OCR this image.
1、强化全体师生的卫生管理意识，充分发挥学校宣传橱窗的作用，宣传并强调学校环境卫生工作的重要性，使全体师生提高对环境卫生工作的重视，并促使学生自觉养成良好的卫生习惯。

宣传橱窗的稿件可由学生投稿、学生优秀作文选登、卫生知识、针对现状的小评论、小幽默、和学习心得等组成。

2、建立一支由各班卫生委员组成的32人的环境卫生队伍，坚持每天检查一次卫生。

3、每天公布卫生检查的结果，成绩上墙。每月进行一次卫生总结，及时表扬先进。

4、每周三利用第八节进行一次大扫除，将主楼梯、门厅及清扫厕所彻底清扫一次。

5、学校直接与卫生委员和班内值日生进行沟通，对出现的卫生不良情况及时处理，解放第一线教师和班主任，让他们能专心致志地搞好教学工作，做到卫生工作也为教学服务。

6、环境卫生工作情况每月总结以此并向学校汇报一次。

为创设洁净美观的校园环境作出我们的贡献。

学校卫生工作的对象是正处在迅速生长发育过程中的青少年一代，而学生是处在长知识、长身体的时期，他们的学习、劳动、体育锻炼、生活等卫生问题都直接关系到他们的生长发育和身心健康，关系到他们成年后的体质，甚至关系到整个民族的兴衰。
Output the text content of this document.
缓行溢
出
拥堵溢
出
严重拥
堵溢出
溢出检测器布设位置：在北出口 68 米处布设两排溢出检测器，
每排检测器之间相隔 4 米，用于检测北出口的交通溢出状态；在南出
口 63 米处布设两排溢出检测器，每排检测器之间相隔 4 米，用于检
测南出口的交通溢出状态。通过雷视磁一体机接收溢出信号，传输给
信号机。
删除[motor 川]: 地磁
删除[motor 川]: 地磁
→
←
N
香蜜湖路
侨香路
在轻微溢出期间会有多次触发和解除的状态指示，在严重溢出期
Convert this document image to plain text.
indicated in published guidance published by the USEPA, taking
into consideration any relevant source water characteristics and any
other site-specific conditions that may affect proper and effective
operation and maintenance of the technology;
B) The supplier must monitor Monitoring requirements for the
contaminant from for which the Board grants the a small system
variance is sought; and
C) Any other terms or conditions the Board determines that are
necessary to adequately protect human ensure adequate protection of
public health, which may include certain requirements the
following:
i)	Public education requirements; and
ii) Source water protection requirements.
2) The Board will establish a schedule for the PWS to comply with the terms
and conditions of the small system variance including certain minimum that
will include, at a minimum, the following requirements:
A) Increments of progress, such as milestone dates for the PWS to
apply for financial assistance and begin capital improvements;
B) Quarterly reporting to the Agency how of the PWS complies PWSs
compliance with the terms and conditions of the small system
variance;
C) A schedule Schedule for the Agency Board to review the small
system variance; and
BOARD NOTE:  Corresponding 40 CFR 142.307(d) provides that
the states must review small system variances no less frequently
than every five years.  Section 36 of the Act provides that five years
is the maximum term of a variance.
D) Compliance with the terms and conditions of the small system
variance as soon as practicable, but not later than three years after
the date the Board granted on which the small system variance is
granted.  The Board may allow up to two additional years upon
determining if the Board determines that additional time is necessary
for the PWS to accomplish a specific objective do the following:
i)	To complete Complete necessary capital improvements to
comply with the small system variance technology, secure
※
### Work to be completed
Your task is to print all of the records exactly.

### Solution to the problem
OCR this image.
1、强化全体师生的卫生管理意识，充分发挥学校宣传橱窗的作用，宣传并强调学校环境卫生工作的重要性，使全体师生提高对环境卫生工作的重视，并促使学生自觉养成良好的卫生习惯。

宣传橱窗的稿件可由学生投稿、学生优秀作文选登、卫生知识、针对现状的小评论、小幽默、和学习心得等组成。

2、建立一支由各班卫生委员组成的32人的环境卫生队伍，坚持每天检查一次卫生。

3、每天公布卫生检查的结果，成绩上墙。每月进行一次卫生总结，及时表扬先进。

4、每周三利用第八节进行一次大扫除，将主楼梯、门厅及清扫厕所彻底清扫一次。

5、学校直接与卫生委员和班内值日生进行沟通，对出现的卫生不良情况及时处理，解放第一线教师和班主任，让他们能专心致志地搞好教学工作，做到卫生工作也为教学服务。

6、环境卫生工作情况每月总结以此并向学校汇报一次。

为创设洁净美观的校园环境作出我们的贡献。

学校卫生工作的对象是正处在迅速生长发育过程中的青少年一代，而学生是处在长知识、长身体的时期，他们的学习、劳动、体育锻炼、生活等卫生问题都直接关系到他们的生长发育和身心健康，关系到他们成年后的体质，甚至关系到整个民族的兴衰。
Output the text content of this document.
缓行溢
出
拥堵溢
出
严重拥
堵溢出
溢出检测器布设位置：在北出口 68 米处布设两排溢出检测器，
每排检测器之间相隔 4 米，用于检测北出口的交通溢出状态；在南出
口 63 米处布设两排溢出检测器，每排检测器之间相隔 4 米，用于检
测南出口的交通溢出状态。通过雷视磁一体机接收溢出信号，传输给
信号机。
删除[motor 川]: 地磁
删除[motor 川]: 地磁
→
←
N
香蜜湖路
侨香路
在轻微溢出期间会有多次触发和解除的状态指示，在严重溢出期
Convert this document image to plain text.
indicated in published guidance published by the USEPA, taking
into consideration any relevant source water characteristics and any
other site-specific conditions that may affect proper and effective
operation and maintenance of the technology;
B) The supplier must monitor Monitoring requirements for the
contaminant from for which the Board grants the a small system
variance is sought; and
C) Any other terms or conditions the Board determines that are
necessary to adequately protect human ensure adequate protection of
public health, which may include certain requirements the
following:
i)	Public education requirements; and
ii) Source water protection requirements.
2) The Board will establish a schedule for the PWS to comply with the terms
and conditions of the small system variance including certain minimum that
will include, at a minimum, the following requirements:
A) Increments of progress, such as milestone dates for the PWS to
apply for financial assistance and begin capital improvements;
B) Quarterly reporting to the Agency how of the PWS complies PWSs
compliance with the terms and conditions of the small system
variance;
C) A schedule Schedule for the Agency Board to review the small
system variance; and
BOARD NOTE:  Corresponding 40 CFR 142.307(d) provides that
the states must review small system variances no less frequently
than every five years.  Section 36 of the Act provides that five years
is the maximum term of a variance.
D) Compliance with the terms and conditions of the small system
variance as soon as practicable, but not later than three years after
the date the Board granted on which the small system variance is
granted.  The Board may allow up to two additional years upon
determining if the Board determines that additional time is necessary
for the PWS to accomplish a specific objective do the following:
i)	To complete Complete necessary capital improvements to
comply with the small system variance technology, secure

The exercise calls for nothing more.